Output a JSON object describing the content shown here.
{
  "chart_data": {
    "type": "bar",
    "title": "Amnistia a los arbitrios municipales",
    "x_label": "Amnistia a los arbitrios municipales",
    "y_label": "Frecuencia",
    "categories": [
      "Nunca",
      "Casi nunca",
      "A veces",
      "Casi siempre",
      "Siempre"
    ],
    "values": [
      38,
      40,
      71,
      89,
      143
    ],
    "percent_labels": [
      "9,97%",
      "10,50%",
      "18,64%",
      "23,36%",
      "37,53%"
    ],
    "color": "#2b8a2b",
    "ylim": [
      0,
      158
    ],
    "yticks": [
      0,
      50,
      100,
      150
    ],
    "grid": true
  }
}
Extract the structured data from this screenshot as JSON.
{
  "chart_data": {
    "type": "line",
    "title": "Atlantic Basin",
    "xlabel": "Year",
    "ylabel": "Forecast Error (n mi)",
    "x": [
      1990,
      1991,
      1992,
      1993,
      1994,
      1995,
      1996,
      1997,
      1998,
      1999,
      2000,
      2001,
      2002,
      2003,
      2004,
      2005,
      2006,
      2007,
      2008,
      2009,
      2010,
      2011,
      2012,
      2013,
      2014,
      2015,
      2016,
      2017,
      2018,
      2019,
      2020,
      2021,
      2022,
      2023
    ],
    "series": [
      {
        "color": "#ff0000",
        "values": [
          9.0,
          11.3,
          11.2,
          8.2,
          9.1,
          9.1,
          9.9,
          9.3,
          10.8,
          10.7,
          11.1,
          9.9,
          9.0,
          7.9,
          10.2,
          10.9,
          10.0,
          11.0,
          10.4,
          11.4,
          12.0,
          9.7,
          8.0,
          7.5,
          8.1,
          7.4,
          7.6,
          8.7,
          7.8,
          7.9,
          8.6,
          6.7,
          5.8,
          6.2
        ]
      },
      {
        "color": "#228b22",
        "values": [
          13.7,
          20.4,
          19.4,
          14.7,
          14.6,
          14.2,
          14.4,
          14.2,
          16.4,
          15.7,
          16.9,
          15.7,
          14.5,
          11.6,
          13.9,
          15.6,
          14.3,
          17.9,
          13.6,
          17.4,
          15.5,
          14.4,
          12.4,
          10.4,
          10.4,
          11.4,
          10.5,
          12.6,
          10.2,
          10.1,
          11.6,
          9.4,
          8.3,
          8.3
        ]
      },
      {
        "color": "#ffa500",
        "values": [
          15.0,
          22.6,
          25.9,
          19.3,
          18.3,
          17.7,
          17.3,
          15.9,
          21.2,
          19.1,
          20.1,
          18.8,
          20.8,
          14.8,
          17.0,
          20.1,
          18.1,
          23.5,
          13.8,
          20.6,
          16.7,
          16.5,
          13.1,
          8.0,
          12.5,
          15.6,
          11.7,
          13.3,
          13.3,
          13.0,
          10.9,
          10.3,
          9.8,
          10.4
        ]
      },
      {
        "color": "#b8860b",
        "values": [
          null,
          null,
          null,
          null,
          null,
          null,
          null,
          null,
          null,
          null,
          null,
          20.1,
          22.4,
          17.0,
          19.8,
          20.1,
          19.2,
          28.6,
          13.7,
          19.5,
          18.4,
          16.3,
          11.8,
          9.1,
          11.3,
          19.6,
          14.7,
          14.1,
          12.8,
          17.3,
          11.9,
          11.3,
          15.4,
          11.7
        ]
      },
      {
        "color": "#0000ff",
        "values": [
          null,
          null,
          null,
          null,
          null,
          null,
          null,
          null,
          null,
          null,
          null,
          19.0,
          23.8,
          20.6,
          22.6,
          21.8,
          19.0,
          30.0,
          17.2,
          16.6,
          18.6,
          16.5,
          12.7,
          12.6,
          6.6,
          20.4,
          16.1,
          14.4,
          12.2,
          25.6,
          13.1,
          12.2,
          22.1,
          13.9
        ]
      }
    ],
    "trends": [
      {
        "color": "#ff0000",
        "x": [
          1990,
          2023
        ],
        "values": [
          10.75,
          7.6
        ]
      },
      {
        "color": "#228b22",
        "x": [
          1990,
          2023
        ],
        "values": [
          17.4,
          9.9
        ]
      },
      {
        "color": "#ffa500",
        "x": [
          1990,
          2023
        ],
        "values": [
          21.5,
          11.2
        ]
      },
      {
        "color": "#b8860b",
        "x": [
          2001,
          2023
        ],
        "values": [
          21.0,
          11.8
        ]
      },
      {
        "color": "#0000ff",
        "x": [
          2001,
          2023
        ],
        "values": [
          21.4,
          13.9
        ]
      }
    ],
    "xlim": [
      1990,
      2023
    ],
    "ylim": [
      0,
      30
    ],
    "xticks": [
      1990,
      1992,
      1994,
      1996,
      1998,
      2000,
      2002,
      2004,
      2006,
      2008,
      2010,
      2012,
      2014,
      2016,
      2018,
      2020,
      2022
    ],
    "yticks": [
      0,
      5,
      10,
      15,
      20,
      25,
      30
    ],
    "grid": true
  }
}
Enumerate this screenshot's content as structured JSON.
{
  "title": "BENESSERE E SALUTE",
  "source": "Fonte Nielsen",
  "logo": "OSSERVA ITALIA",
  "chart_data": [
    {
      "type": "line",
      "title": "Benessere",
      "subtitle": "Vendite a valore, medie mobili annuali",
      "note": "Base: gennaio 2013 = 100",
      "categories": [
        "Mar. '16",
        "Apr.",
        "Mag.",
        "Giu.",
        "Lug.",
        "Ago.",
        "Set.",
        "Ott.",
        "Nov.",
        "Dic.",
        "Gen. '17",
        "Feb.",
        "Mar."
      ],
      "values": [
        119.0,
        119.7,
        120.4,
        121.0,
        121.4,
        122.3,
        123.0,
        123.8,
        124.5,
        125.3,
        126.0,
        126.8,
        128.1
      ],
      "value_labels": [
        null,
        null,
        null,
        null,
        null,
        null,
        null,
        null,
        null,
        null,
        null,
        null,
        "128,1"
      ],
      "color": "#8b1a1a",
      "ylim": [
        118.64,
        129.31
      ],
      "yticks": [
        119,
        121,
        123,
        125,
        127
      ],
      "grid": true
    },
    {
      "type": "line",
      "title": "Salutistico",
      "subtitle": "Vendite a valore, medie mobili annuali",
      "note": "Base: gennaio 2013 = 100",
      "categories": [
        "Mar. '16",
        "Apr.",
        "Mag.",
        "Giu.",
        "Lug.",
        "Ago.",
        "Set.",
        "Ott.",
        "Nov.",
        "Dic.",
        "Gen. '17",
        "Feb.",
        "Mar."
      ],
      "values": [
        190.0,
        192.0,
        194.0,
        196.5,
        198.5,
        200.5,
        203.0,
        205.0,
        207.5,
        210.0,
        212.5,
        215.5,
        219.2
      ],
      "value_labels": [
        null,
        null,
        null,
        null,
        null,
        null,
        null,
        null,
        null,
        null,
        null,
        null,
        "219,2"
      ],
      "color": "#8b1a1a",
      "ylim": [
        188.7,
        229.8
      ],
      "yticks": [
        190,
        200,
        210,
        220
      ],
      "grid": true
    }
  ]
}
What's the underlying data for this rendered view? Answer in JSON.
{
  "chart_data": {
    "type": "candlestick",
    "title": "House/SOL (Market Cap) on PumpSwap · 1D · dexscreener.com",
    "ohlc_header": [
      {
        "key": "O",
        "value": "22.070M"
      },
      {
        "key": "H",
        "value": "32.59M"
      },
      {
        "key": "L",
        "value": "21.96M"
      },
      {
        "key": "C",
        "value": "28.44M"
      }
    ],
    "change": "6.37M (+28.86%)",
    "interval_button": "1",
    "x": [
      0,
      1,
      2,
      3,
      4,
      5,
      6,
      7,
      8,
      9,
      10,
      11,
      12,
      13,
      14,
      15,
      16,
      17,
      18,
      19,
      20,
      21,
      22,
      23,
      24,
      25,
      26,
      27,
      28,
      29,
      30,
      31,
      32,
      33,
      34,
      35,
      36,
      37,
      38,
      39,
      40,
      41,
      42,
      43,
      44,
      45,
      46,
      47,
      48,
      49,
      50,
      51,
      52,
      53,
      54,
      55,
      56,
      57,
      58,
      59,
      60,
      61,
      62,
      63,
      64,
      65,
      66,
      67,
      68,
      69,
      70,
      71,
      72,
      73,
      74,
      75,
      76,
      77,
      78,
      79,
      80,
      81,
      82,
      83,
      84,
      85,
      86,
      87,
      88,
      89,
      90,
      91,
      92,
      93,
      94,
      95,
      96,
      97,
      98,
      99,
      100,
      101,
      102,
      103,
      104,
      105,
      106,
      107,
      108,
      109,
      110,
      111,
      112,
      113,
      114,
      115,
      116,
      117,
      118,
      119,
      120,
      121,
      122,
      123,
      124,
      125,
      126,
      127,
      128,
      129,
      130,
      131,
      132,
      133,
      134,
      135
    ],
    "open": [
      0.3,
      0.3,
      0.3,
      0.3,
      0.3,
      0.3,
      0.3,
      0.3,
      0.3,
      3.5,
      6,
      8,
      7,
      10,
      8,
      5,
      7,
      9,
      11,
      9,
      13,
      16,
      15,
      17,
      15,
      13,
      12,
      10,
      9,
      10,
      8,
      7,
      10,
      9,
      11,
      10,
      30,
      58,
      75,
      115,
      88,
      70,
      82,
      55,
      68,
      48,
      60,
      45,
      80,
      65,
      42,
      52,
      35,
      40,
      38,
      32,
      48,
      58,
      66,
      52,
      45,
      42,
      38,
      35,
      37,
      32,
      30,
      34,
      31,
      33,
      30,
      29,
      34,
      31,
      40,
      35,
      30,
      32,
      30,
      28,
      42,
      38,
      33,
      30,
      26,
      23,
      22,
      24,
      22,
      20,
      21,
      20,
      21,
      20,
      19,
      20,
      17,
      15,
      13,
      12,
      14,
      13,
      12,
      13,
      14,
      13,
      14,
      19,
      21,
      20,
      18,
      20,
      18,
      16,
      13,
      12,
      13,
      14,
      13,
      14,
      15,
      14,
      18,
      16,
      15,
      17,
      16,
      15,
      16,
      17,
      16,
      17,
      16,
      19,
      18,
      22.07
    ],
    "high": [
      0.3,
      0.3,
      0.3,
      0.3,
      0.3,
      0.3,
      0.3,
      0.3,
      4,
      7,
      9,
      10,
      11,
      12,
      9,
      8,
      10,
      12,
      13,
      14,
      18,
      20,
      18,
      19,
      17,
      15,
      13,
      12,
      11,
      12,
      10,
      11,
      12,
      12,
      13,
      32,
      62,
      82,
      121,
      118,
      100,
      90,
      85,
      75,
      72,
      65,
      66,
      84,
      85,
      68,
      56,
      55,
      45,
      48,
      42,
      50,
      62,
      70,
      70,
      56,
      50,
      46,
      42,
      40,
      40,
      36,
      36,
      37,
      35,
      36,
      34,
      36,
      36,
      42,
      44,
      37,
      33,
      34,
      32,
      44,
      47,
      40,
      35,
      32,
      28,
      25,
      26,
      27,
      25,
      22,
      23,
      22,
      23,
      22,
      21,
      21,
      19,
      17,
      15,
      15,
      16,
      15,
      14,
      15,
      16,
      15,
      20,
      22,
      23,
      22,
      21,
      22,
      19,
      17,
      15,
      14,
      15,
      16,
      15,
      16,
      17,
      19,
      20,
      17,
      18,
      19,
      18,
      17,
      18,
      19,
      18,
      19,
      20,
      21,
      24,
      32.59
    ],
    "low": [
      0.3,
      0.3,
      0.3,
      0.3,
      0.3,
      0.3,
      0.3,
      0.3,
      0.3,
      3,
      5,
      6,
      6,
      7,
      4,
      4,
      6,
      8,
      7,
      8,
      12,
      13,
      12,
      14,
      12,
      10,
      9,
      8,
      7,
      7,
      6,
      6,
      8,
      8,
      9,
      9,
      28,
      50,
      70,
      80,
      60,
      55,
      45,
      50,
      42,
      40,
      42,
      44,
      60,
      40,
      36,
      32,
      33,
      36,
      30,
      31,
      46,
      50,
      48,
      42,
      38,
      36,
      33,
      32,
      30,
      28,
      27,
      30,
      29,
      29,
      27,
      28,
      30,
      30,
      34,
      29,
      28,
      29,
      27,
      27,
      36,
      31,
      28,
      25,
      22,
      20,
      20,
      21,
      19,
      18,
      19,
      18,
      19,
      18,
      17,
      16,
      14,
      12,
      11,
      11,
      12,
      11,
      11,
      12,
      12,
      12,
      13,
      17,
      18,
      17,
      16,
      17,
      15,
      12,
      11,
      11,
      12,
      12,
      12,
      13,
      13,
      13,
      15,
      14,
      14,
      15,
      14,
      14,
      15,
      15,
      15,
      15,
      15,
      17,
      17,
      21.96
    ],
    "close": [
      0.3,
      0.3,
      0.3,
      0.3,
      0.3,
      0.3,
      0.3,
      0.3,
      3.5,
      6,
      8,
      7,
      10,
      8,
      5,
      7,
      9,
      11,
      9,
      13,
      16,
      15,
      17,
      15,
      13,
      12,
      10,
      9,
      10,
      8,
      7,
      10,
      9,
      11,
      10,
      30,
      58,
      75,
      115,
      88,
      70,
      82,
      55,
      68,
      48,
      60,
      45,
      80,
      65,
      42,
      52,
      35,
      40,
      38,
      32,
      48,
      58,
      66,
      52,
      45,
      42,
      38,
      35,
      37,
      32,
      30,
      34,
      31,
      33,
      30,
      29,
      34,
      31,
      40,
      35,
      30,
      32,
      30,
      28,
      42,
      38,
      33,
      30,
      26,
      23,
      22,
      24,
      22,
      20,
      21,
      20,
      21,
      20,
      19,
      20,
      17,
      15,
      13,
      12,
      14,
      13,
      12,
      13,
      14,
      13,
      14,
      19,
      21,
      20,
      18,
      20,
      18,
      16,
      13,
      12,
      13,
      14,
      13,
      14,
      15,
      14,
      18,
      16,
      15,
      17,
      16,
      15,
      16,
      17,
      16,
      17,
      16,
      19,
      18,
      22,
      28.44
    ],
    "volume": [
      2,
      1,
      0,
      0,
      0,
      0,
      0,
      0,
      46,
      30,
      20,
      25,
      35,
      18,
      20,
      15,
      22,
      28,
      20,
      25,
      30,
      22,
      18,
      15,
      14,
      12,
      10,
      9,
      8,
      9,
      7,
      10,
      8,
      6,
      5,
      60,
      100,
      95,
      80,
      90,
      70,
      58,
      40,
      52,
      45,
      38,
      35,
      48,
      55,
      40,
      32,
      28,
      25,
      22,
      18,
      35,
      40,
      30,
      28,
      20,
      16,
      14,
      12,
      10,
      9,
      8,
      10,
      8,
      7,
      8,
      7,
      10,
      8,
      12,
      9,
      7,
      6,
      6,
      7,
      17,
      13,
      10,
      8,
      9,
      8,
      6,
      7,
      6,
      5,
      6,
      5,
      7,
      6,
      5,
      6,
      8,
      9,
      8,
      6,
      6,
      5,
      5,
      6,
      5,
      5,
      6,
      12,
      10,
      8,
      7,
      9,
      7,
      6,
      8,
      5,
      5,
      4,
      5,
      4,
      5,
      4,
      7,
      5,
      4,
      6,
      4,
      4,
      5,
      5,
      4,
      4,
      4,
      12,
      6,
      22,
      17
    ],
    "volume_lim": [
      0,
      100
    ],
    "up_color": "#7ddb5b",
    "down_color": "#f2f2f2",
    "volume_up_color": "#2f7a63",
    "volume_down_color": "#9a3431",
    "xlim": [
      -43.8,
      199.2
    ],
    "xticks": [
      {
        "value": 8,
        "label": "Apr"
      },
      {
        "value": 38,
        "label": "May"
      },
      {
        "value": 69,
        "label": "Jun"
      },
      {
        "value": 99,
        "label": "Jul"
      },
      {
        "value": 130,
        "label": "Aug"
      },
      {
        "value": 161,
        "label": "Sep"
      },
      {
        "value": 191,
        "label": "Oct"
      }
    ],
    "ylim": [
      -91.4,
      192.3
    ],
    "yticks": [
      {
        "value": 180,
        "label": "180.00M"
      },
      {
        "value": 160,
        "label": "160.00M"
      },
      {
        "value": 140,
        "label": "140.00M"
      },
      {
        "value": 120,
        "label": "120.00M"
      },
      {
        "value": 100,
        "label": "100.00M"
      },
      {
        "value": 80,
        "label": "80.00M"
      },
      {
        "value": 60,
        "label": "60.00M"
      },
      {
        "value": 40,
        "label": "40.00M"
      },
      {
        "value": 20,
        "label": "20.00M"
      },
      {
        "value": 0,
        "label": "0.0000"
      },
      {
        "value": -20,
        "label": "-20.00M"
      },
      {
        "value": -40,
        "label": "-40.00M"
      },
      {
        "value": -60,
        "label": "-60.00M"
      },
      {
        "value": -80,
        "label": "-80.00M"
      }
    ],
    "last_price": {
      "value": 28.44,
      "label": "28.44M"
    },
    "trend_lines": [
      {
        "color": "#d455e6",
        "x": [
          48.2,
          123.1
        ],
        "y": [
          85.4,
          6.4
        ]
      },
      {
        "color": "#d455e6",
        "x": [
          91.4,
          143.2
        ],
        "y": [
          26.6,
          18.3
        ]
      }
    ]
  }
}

■ TASK TO CARRY OUT:
From the data above, work out how many lines hold "municipales". Answer with the number alone.

■ SOLUTION TO THIS TASK:
2